REQUIREMENTS: Extract all lines containing "November".

BEGIN GIVEN DATA

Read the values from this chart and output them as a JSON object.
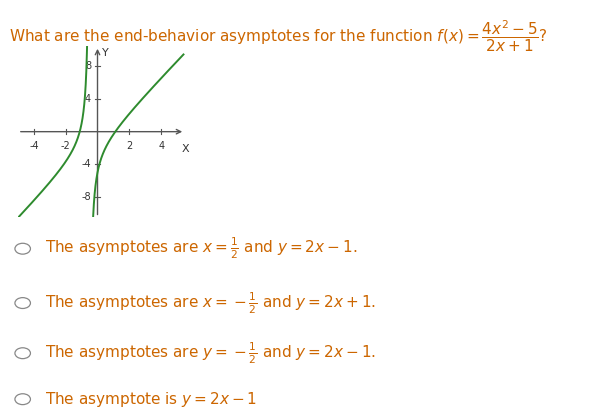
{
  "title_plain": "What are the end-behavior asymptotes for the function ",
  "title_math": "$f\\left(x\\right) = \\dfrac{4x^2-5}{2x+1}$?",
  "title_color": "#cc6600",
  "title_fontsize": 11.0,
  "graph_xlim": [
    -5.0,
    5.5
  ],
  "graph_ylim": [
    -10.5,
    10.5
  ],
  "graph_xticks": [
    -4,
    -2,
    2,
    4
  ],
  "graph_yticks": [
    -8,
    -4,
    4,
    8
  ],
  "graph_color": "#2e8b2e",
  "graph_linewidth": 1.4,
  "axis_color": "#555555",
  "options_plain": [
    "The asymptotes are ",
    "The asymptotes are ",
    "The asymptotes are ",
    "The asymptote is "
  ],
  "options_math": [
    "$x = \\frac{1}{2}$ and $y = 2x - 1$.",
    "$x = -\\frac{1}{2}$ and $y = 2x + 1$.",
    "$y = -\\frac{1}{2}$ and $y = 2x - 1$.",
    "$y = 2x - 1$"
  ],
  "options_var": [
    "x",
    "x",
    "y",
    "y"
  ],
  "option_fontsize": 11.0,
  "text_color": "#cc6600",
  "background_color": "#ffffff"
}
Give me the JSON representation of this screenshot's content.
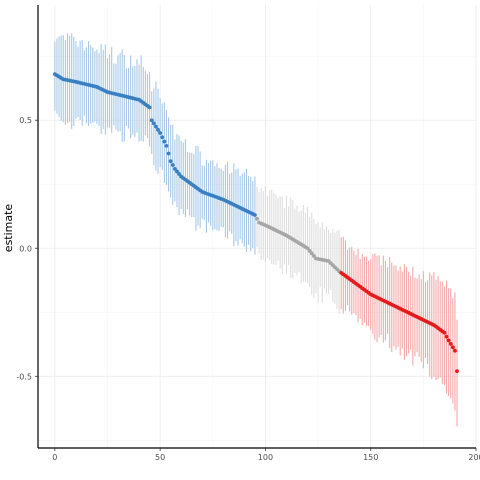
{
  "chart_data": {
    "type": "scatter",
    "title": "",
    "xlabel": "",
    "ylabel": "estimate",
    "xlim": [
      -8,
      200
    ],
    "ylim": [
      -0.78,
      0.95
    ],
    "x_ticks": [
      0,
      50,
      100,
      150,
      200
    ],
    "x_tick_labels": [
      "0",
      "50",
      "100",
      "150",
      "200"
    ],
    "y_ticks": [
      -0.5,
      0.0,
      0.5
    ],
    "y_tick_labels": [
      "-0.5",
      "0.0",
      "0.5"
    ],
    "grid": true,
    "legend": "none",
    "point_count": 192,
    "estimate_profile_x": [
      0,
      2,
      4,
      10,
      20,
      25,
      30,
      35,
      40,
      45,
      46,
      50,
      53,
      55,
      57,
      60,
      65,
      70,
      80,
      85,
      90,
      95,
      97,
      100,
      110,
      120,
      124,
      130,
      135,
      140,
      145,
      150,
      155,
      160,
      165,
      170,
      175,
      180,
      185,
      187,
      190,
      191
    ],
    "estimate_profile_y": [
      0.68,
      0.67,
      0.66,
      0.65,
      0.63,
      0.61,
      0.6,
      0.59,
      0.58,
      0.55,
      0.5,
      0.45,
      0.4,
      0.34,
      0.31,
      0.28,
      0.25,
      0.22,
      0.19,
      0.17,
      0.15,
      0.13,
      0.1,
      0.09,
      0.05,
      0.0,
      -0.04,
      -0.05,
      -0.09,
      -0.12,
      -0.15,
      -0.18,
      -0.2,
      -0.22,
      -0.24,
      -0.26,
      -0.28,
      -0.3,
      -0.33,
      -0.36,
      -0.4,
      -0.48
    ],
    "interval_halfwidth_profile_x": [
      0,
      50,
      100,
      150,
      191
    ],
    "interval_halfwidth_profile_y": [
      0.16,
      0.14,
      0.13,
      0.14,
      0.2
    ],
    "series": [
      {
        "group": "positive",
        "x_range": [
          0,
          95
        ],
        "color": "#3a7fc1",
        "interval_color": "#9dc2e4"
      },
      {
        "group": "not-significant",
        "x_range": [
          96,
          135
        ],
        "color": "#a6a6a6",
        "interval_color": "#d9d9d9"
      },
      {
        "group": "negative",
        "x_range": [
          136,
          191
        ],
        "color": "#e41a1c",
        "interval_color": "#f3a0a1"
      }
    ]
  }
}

END GIVEN DATA
BEGIN GIVEN DATA

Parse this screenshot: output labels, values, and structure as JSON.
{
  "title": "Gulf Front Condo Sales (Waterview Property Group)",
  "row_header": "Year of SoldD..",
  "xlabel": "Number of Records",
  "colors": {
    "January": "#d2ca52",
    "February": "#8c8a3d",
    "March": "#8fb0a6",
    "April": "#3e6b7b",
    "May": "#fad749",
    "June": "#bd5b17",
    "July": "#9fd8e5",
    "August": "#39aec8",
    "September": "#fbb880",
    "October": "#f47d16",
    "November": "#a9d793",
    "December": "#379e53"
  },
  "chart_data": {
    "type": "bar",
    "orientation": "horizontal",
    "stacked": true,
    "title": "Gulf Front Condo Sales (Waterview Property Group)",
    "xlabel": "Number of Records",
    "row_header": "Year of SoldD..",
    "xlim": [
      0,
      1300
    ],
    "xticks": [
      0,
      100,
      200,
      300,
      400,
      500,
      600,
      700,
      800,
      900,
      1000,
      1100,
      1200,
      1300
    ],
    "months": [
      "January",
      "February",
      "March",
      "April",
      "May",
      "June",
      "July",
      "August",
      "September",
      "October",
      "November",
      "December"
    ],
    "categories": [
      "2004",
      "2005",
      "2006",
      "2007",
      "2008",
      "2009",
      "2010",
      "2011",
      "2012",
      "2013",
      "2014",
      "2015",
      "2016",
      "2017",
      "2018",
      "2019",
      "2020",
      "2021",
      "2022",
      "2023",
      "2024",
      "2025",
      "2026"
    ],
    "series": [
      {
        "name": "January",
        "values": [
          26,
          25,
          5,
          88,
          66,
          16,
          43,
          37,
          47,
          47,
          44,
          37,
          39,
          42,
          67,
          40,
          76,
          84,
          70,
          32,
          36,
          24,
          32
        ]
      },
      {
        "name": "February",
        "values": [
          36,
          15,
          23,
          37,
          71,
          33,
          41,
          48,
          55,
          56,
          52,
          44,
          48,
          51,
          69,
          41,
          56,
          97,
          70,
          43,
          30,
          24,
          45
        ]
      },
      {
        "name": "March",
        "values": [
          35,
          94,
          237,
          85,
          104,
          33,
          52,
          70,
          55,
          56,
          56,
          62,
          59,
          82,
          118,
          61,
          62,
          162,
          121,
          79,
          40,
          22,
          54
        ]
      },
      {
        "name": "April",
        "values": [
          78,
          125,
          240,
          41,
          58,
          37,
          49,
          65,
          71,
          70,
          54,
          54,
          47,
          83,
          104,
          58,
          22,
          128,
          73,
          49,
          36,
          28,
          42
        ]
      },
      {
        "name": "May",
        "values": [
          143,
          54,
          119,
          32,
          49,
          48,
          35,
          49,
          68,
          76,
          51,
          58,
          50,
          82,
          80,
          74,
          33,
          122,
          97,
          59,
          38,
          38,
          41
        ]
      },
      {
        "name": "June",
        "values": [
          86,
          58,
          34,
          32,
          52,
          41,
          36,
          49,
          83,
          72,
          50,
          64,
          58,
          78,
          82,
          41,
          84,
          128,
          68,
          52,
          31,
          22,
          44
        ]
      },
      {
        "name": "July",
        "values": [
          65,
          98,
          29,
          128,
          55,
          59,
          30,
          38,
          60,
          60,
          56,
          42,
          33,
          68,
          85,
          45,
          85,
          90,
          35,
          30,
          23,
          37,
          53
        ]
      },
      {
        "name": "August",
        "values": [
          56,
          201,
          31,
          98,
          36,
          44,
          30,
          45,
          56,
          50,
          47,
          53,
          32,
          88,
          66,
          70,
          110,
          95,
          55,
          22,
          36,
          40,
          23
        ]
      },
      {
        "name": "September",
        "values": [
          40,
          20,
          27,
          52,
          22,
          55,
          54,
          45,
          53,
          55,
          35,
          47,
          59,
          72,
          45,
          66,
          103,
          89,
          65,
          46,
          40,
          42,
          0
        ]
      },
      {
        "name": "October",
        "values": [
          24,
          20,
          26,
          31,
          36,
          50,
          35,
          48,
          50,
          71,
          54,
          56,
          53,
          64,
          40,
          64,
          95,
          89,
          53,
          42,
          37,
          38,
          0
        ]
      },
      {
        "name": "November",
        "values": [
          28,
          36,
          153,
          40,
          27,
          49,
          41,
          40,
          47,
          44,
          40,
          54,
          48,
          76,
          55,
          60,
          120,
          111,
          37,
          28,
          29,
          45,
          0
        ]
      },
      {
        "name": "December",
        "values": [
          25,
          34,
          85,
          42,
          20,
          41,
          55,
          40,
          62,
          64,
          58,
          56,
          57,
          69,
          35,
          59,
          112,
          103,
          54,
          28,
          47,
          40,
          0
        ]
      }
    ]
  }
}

END GIVEN DATA
BEGIN GIVEN DATA

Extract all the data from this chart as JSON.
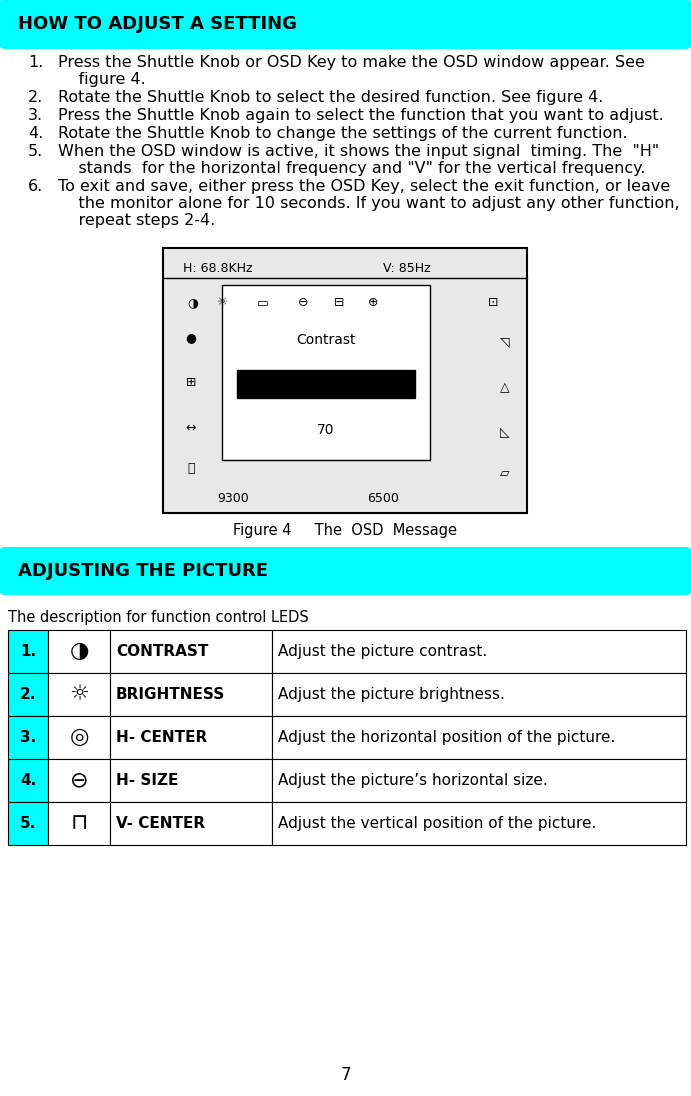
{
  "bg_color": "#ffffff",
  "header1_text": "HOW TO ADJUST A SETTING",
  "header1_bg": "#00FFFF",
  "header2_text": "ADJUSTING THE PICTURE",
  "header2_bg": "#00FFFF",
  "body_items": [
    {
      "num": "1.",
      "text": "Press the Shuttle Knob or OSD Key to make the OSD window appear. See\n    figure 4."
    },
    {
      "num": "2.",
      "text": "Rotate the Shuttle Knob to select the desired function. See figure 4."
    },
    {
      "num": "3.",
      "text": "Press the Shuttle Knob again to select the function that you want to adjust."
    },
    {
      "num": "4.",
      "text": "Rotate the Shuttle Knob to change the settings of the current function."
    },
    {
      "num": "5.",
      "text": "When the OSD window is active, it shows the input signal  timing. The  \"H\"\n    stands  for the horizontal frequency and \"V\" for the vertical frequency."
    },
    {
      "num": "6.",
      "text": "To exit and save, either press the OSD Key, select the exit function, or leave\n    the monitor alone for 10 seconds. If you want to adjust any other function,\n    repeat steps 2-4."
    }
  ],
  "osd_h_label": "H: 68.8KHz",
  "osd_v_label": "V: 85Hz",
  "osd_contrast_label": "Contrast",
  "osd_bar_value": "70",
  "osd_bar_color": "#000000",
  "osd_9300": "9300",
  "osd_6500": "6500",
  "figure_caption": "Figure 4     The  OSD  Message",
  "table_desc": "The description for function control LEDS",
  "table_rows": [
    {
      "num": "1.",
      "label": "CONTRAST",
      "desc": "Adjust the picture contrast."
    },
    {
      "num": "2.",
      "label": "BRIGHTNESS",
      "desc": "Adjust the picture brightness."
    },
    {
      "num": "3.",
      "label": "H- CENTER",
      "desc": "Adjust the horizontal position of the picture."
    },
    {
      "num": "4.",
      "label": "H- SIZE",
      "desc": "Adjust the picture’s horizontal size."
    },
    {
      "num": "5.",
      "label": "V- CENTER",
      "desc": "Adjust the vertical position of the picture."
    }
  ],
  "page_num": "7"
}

END GIVEN DATA

RESULT:
    "November": "#a9d793",
      "November",
        "name": "November",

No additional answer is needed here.